- _The exercise_: All of the data must be printed exactly; please include every line.

- _Records provided_:
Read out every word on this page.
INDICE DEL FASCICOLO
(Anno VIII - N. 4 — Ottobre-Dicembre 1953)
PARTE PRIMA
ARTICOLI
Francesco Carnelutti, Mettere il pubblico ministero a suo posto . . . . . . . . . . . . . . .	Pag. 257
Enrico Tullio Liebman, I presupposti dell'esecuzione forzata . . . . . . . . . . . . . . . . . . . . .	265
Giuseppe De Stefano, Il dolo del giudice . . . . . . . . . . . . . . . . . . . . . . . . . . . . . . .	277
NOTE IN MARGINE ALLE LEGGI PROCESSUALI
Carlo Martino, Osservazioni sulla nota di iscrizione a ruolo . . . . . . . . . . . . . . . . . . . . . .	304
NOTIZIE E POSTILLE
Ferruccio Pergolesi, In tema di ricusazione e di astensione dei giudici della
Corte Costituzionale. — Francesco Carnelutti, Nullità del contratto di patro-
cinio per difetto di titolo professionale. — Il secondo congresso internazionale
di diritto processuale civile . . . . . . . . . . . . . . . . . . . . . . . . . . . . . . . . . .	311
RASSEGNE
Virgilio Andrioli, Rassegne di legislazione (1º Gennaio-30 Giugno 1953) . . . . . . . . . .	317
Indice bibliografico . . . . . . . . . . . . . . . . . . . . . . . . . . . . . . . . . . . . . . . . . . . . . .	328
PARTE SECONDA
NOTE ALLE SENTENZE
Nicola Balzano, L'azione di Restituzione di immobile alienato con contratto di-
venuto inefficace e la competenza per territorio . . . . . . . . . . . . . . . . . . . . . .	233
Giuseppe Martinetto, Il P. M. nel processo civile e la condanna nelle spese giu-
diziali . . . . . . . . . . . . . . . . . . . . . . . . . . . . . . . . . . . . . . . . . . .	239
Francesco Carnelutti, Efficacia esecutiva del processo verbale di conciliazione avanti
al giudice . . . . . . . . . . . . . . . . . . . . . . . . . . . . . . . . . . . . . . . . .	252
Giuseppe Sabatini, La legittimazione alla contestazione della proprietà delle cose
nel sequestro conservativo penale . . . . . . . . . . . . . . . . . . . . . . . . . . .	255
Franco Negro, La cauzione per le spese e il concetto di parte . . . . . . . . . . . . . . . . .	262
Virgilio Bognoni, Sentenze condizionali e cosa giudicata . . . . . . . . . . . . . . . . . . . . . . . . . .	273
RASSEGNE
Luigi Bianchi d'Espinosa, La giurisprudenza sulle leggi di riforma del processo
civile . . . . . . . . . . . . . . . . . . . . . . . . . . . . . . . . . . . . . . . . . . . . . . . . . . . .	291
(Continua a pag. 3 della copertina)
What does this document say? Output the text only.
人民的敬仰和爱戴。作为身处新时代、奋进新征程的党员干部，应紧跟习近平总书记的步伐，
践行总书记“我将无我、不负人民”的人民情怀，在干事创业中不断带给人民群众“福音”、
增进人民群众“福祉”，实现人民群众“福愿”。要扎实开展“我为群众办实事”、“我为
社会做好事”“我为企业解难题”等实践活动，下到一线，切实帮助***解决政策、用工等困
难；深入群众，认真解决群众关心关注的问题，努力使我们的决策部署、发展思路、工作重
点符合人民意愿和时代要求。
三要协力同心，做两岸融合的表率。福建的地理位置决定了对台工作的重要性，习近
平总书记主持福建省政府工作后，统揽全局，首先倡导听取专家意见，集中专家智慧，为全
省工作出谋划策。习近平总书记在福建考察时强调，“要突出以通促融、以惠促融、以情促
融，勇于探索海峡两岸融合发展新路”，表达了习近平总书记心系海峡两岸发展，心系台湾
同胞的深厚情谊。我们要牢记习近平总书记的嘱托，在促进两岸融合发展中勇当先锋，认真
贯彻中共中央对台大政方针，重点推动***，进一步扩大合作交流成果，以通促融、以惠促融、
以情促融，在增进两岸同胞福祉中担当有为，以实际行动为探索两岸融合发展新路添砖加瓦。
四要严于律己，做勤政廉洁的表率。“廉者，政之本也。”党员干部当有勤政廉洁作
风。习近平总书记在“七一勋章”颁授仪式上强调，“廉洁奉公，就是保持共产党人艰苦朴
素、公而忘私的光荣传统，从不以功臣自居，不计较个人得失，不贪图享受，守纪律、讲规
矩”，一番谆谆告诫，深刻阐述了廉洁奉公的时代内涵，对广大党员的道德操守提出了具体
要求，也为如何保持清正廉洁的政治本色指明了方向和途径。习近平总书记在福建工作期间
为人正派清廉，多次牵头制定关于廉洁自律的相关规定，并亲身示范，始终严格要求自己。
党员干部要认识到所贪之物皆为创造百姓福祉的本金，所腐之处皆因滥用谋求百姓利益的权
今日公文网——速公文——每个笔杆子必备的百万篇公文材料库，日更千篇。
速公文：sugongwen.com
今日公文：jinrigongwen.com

- _Written solution_:
Read out every word on this page.
INDICE DEL FASCICOLO
(Anno VIII - N. 4 — Ottobre-Dicembre 1953)
PARTE PRIMA
ARTICOLI
Francesco Carnelutti, Mettere il pubblico ministero a suo posto . . . . . . . . . . . . . . .	Pag. 257
Enrico Tullio Liebman, I presupposti dell'esecuzione forzata . . . . . . . . . . . . . . . . . . . . .	265
Giuseppe De Stefano, Il dolo del giudice . . . . . . . . . . . . . . . . . . . . . . . . . . . . . . .	277
NOTE IN MARGINE ALLE LEGGI PROCESSUALI
Carlo Martino, Osservazioni sulla nota di iscrizione a ruolo . . . . . . . . . . . . . . . . . . . . . .	304
NOTIZIE E POSTILLE
Ferruccio Pergolesi, In tema di ricusazione e di astensione dei giudici della
Corte Costituzionale. — Francesco Carnelutti, Nullità del contratto di patro-
cinio per difetto di titolo professionale. — Il secondo congresso internazionale
di diritto processuale civile . . . . . . . . . . . . . . . . . . . . . . . . . . . . . . . . . .	311
RASSEGNE
Virgilio Andrioli, Rassegne di legislazione (1º Gennaio-30 Giugno 1953) . . . . . . . . . .	317
Indice bibliografico . . . . . . . . . . . . . . . . . . . . . . . . . . . . . . . . . . . . . . . . . . . . . .	328
PARTE SECONDA
NOTE ALLE SENTENZE
Nicola Balzano, L'azione di Restituzione di immobile alienato con contratto di-
venuto inefficace e la competenza per territorio . . . . . . . . . . . . . . . . . . . . . .	233
Giuseppe Martinetto, Il P. M. nel processo civile e la condanna nelle spese giu-
diziali . . . . . . . . . . . . . . . . . . . . . . . . . . . . . . . . . . . . . . . . . . .	239
Francesco Carnelutti, Efficacia esecutiva del processo verbale di conciliazione avanti
al giudice . . . . . . . . . . . . . . . . . . . . . . . . . . . . . . . . . . . . . . . . .	252
Giuseppe Sabatini, La legittimazione alla contestazione della proprietà delle cose
nel sequestro conservativo penale . . . . . . . . . . . . . . . . . . . . . . . . . . .	255
Franco Negro, La cauzione per le spese e il concetto di parte . . . . . . . . . . . . . . . . .	262
Virgilio Bognoni, Sentenze condizionali e cosa giudicata . . . . . . . . . . . . . . . . . . . . . . . . . .	273
RASSEGNE
Luigi Bianchi d'Espinosa, La giurisprudenza sulle leggi di riforma del processo
civile . . . . . . . . . . . . . . . . . . . . . . . . . . . . . . . . . . . . . . . . . . . . . . . . . . . .	291
(Continua a pag. 3 della copertina)
What does this document say? Output the text only.
人民的敬仰和爱戴。作为身处新时代、奋进新征程的党员干部，应紧跟习近平总书记的步伐，
践行总书记“我将无我、不负人民”的人民情怀，在干事创业中不断带给人民群众“福音”、
增进人民群众“福祉”，实现人民群众“福愿”。要扎实开展“我为群众办实事”、“我为
社会做好事”“我为企业解难题”等实践活动，下到一线，切实帮助***解决政策、用工等困
难；深入群众，认真解决群众关心关注的问题，努力使我们的决策部署、发展思路、工作重
点符合人民意愿和时代要求。
三要协力同心，做两岸融合的表率。福建的地理位置决定了对台工作的重要性，习近
平总书记主持福建省政府工作后，统揽全局，首先倡导听取专家意见，集中专家智慧，为全
省工作出谋划策。习近平总书记在福建考察时强调，“要突出以通促融、以惠促融、以情促
融，勇于探索海峡两岸融合发展新路”，表达了习近平总书记心系海峡两岸发展，心系台湾
同胞的深厚情谊。我们要牢记习近平总书记的嘱托，在促进两岸融合发展中勇当先锋，认真
贯彻中共中央对台大政方针，重点推动***，进一步扩大合作交流成果，以通促融、以惠促融、
以情促融，在增进两岸同胞福祉中担当有为，以实际行动为探索两岸融合发展新路添砖加瓦。
四要严于律己，做勤政廉洁的表率。“廉者，政之本也。”党员干部当有勤政廉洁作
风。习近平总书记在“七一勋章”颁授仪式上强调，“廉洁奉公，就是保持共产党人艰苦朴
素、公而忘私的光荣传统，从不以功臣自居，不计较个人得失，不贪图享受，守纪律、讲规
矩”，一番谆谆告诫，深刻阐述了廉洁奉公的时代内涵，对广大党员的道德操守提出了具体
要求，也为如何保持清正廉洁的政治本色指明了方向和途径。习近平总书记在福建工作期间
为人正派清廉，多次牵头制定关于廉洁自律的相关规定，并亲身示范，始终严格要求自己。
党员干部要认识到所贪之物皆为创造百姓福祉的本金，所腐之处皆因滥用谋求百姓利益的权
今日公文网——速公文——每个笔杆子必备的百万篇公文材料库，日更千篇。
速公文：sugongwen.com
今日公文：jinrigongwen.com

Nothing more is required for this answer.